§ Problem details:
Reproduce the entries in full, with no changes.

.....

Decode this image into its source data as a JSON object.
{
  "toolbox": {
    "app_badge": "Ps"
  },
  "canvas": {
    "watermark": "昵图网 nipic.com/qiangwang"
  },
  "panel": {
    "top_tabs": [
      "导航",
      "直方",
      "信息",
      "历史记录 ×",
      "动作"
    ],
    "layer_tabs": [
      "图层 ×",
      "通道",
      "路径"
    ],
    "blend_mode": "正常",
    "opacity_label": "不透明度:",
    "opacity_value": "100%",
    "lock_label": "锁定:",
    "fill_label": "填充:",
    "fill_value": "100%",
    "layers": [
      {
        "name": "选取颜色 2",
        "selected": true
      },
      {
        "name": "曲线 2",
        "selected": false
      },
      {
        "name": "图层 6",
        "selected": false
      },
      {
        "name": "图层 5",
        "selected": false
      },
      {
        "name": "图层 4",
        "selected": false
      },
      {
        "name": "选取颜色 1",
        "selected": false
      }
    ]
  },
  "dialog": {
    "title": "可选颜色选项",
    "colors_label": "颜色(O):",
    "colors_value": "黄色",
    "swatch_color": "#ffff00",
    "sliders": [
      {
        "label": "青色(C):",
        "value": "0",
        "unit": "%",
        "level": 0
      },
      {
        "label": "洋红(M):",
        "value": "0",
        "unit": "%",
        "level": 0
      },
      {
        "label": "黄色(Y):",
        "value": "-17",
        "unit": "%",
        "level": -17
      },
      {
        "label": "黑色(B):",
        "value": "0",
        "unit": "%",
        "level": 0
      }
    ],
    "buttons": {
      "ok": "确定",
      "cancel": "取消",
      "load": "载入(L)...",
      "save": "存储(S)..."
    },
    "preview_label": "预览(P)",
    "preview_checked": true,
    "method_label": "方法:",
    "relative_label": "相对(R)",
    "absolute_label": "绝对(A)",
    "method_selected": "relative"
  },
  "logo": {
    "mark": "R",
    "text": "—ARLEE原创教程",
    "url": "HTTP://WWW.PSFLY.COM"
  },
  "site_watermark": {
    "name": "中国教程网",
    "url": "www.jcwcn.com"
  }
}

.....

§ Answer to this exercise:
Decode this image into its source data as a JSON object.
{
  "toolbox": {
    "app_badge": "Ps"
  },
  "canvas": {
    "watermark": "昵图网 nipic.com/qiangwang"
  },
  "panel": {
    "top_tabs": [
      "导航",
      "直方",
      "信息",
      "历史记录 ×",
      "动作"
    ],
    "layer_tabs": [
      "图层 ×",
      "通道",
      "路径"
    ],
    "blend_mode": "正常",
    "opacity_label": "不透明度:",
    "opacity_value": "100%",
    "lock_label": "锁定:",
    "fill_label": "填充:",
    "fill_value": "100%",
    "layers": [
      {
        "name": "选取颜色 2",
        "selected": true
      },
      {
        "name": "曲线 2",
        "selected": false
      },
      {
        "name": "图层 6",
        "selected": false
      },
      {
        "name": "图层 5",
        "selected": false
      },
      {
        "name": "图层 4",
        "selected": false
      },
      {
        "name": "选取颜色 1",
        "selected": false
      }
    ]
  },
  "dialog": {
    "title": "可选颜色选项",
    "colors_label": "颜色(O):",
    "colors_value": "黄色",
    "swatch_color": "#ffff00",
    "sliders": [
      {
        "label": "青色(C):",
        "value": "0",
        "unit": "%",
        "level": 0
      },
      {
        "label": "洋红(M):",
        "value": "0",
        "unit": "%",
        "level": 0
      },
      {
        "label": "黄色(Y):",
        "value": "-17",
        "unit": "%",
        "level": -17
      },
      {
        "label": "黑色(B):",
        "value": "0",
        "unit": "%",
        "level": 0
      }
    ],
    "buttons": {
      "ok": "确定",
      "cancel": "取消",
      "load": "载入(L)...",
      "save": "存储(S)..."
    },
    "preview_label": "预览(P)",
    "preview_checked": true,
    "method_label": "方法:",
    "relative_label": "相对(R)",
    "absolute_label": "绝对(A)",
    "method_selected": "relative"
  },
  "logo": {
    "mark": "R",
    "text": "—ARLEE原创教程",
    "url": "HTTP://WWW.PSFLY.COM"
  },
  "site_watermark": {
    "name": "中国教程网",
    "url": "www.jcwcn.com"
  }
}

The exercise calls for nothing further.